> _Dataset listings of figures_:
────────────────

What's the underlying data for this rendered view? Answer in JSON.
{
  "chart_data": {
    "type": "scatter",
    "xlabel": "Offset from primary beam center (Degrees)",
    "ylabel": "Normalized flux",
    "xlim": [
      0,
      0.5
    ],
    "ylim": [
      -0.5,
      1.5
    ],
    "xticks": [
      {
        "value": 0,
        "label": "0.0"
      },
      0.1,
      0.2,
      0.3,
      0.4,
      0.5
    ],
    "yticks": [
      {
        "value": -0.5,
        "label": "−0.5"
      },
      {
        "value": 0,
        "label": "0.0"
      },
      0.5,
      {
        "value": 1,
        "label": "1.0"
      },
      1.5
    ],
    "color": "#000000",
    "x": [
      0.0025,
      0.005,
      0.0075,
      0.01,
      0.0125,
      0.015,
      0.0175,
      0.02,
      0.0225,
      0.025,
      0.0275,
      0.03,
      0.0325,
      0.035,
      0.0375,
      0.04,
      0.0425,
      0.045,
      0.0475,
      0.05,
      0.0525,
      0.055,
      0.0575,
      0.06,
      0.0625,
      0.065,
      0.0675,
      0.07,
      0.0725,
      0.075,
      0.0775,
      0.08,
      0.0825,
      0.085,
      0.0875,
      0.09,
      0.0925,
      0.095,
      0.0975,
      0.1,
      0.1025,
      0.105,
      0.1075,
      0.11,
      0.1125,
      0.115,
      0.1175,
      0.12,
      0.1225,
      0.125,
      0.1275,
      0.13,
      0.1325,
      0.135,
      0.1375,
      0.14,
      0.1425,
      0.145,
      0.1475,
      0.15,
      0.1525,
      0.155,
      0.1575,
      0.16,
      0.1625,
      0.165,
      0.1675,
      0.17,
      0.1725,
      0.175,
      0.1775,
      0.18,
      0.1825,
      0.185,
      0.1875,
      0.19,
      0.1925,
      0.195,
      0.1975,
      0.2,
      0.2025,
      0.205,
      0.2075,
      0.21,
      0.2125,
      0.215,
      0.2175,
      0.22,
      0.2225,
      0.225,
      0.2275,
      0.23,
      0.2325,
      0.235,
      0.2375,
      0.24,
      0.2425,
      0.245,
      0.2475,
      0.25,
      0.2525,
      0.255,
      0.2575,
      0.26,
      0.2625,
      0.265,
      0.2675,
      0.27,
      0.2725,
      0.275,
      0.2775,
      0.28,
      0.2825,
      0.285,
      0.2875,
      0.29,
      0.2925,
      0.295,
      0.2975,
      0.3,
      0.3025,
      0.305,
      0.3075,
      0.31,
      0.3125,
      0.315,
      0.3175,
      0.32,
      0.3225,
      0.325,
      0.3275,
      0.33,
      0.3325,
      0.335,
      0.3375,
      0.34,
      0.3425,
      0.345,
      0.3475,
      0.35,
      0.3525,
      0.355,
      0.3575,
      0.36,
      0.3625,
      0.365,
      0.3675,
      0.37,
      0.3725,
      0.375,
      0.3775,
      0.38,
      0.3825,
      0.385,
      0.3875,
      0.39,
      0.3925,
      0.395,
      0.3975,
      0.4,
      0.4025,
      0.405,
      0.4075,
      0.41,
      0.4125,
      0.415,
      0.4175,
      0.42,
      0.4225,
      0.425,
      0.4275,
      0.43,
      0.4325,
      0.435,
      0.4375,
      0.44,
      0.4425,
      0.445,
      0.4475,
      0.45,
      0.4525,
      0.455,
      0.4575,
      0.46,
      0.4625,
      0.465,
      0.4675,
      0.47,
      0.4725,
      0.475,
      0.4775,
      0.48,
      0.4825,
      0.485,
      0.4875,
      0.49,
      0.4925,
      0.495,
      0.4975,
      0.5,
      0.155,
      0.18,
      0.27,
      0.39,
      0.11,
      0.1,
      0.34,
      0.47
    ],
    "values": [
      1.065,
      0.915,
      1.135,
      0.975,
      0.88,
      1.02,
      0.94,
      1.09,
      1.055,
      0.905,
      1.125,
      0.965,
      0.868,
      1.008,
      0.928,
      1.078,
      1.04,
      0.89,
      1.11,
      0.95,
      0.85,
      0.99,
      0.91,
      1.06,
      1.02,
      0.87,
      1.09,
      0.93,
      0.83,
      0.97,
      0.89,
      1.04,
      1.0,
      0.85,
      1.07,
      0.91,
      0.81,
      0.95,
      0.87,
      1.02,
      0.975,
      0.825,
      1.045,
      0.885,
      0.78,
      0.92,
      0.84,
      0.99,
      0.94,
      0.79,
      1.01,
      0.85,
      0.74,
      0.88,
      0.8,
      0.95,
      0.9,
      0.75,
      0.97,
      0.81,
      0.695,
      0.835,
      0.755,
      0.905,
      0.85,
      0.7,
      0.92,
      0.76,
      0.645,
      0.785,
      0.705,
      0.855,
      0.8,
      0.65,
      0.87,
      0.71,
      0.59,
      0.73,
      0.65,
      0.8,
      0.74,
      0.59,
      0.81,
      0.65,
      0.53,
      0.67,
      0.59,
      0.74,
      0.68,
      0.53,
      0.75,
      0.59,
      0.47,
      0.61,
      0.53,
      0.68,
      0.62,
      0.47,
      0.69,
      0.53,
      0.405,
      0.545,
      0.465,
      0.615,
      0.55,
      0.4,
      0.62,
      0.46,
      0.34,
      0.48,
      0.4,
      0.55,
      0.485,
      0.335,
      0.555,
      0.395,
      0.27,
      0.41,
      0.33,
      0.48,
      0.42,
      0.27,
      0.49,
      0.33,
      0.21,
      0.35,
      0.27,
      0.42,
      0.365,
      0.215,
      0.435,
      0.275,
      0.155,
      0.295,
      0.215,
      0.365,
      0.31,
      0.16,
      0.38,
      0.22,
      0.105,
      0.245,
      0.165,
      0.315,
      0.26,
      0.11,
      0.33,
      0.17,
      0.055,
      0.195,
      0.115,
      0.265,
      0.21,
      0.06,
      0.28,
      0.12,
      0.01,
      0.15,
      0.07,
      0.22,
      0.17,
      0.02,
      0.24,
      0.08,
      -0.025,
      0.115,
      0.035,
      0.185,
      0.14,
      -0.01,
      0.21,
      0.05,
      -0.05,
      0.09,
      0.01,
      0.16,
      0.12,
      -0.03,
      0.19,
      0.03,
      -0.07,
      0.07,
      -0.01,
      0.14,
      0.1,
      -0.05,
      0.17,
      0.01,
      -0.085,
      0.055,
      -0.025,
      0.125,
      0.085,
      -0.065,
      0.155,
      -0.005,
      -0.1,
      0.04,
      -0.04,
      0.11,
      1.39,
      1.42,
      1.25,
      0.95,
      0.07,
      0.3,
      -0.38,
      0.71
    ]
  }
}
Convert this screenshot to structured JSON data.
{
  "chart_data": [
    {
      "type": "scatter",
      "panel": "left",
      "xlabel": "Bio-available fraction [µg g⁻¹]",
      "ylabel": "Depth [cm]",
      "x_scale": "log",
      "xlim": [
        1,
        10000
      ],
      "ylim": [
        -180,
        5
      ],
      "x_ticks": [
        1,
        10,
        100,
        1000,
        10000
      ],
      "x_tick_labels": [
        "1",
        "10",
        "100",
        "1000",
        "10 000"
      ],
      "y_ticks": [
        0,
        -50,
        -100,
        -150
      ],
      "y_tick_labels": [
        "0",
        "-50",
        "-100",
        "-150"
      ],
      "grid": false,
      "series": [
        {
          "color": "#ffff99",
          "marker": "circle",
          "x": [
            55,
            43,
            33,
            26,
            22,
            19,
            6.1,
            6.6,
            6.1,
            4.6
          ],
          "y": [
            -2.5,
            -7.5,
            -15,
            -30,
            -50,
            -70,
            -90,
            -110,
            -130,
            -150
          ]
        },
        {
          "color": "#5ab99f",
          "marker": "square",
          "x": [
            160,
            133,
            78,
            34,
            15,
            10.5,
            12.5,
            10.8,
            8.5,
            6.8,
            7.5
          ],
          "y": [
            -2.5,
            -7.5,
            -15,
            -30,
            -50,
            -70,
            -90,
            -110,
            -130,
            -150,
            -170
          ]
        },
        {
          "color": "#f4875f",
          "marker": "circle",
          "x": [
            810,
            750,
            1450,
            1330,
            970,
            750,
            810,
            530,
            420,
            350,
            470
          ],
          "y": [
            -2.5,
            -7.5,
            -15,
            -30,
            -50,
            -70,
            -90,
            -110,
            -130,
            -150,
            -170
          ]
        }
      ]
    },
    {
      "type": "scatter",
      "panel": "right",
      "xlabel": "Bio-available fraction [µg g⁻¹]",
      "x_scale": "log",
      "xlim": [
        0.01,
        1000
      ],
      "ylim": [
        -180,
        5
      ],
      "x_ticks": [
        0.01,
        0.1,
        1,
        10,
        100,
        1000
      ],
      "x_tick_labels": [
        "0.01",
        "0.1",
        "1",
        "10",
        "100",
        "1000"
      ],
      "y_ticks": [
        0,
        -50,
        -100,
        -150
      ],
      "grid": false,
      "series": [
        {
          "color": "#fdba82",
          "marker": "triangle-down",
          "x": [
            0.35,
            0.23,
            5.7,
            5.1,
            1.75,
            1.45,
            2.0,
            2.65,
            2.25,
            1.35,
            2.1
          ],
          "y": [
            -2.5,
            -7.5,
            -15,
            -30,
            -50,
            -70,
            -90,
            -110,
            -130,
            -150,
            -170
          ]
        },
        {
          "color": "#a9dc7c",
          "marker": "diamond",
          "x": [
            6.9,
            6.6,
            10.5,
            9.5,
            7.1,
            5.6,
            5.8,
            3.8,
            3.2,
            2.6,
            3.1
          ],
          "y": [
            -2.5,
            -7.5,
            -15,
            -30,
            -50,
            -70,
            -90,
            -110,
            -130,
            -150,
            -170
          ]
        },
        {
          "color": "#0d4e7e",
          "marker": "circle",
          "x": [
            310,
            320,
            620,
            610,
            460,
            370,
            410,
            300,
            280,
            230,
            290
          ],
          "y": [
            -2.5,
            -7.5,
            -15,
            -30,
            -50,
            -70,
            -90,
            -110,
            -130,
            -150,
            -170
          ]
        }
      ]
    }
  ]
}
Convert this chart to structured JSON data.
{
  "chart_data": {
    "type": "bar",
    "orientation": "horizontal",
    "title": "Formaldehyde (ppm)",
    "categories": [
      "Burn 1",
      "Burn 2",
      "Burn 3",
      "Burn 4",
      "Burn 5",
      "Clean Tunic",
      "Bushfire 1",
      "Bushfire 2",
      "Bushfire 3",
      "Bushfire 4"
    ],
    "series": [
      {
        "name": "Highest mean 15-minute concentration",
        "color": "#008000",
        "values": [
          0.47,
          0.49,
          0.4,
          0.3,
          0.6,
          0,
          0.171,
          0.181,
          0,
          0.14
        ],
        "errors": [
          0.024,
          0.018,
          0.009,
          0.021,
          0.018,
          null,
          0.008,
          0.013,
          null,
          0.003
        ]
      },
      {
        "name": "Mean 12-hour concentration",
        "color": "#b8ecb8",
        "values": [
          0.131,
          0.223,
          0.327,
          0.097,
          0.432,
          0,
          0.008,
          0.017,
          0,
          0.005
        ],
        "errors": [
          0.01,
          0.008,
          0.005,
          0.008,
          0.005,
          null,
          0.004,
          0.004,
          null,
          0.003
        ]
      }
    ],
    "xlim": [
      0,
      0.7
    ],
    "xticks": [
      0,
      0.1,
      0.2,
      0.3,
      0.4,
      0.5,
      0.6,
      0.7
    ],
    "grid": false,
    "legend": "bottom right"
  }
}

────────────────

> _Required work_:
Extract every line containing the string "Bushfire" from the material.

> _Exercise response_:
      "Bushfire 1",
      "Bushfire 2",
      "Bushfire 3",
      "Bushfire 4"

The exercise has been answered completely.